====== Data extract ======

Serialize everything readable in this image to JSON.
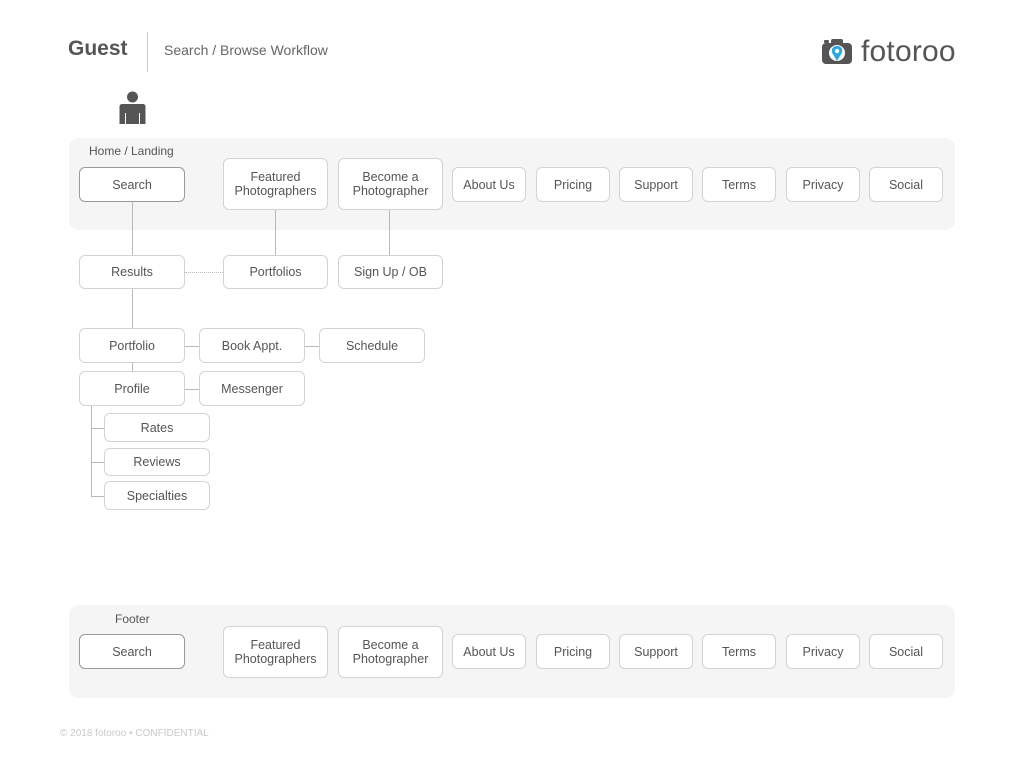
{
  "header": {
    "title": "Guest",
    "subtitle": "Search / Browse Workflow",
    "logo_text": "fotoroo"
  },
  "icons": {
    "user": "user-person-icon",
    "camera": "camera-pin-icon"
  },
  "colors": {
    "panel_background": "#f5f5f5",
    "node_border": "#d3d3d3",
    "connector": "#b9b9b9",
    "logo_pin": "#2aa8e0"
  },
  "landing": {
    "label": "Home / Landing",
    "nav": [
      "Search",
      "Featured\nPhotographers",
      "Become a\nPhotographer",
      "About Us",
      "Pricing",
      "Support",
      "Terms",
      "Privacy",
      "Social"
    ]
  },
  "flow": {
    "results": "Results",
    "portfolios": "Portfolios",
    "signup": "Sign Up / OB",
    "portfolio": "Portfolio",
    "book": "Book Appt.",
    "schedule": "Schedule",
    "profile": "Profile",
    "messenger": "Messenger",
    "rates": "Rates",
    "reviews": "Reviews",
    "specialties": "Specialties"
  },
  "footer": {
    "label": "Footer",
    "nav": [
      "Search",
      "Featured\nPhotographers",
      "Become a\nPhotographer",
      "About Us",
      "Pricing",
      "Support",
      "Terms",
      "Privacy",
      "Social"
    ]
  },
  "copyright": "© 2018 fotoroo • CONFIDENTIAL"
}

======

## [Task goal]
Reproduce each line word for word and drop the pictures.

## [The output]
Serialize everything readable in this image to JSON.
{
  "header": {
    "title": "Guest",
    "subtitle": "Search / Browse Workflow",
    "logo_text": "fotoroo"
  },
  "icons": {
    "user": "user-person-icon",
    "camera": "camera-pin-icon"
  },
  "colors": {
    "panel_background": "#f5f5f5",
    "node_border": "#d3d3d3",
    "connector": "#b9b9b9",
    "logo_pin": "#2aa8e0"
  },
  "landing": {
    "label": "Home / Landing",
    "nav": [
      "Search",
      "Featured\nPhotographers",
      "Become a\nPhotographer",
      "About Us",
      "Pricing",
      "Support",
      "Terms",
      "Privacy",
      "Social"
    ]
  },
  "flow": {
    "results": "Results",
    "portfolios": "Portfolios",
    "signup": "Sign Up / OB",
    "portfolio": "Portfolio",
    "book": "Book Appt.",
    "schedule": "Schedule",
    "profile": "Profile",
    "messenger": "Messenger",
    "rates": "Rates",
    "reviews": "Reviews",
    "specialties": "Specialties"
  },
  "footer": {
    "label": "Footer",
    "nav": [
      "Search",
      "Featured\nPhotographers",
      "Become a\nPhotographer",
      "About Us",
      "Pricing",
      "Support",
      "Terms",
      "Privacy",
      "Social"
    ]
  },
  "copyright": "© 2018 fotoroo • CONFIDENTIAL"
}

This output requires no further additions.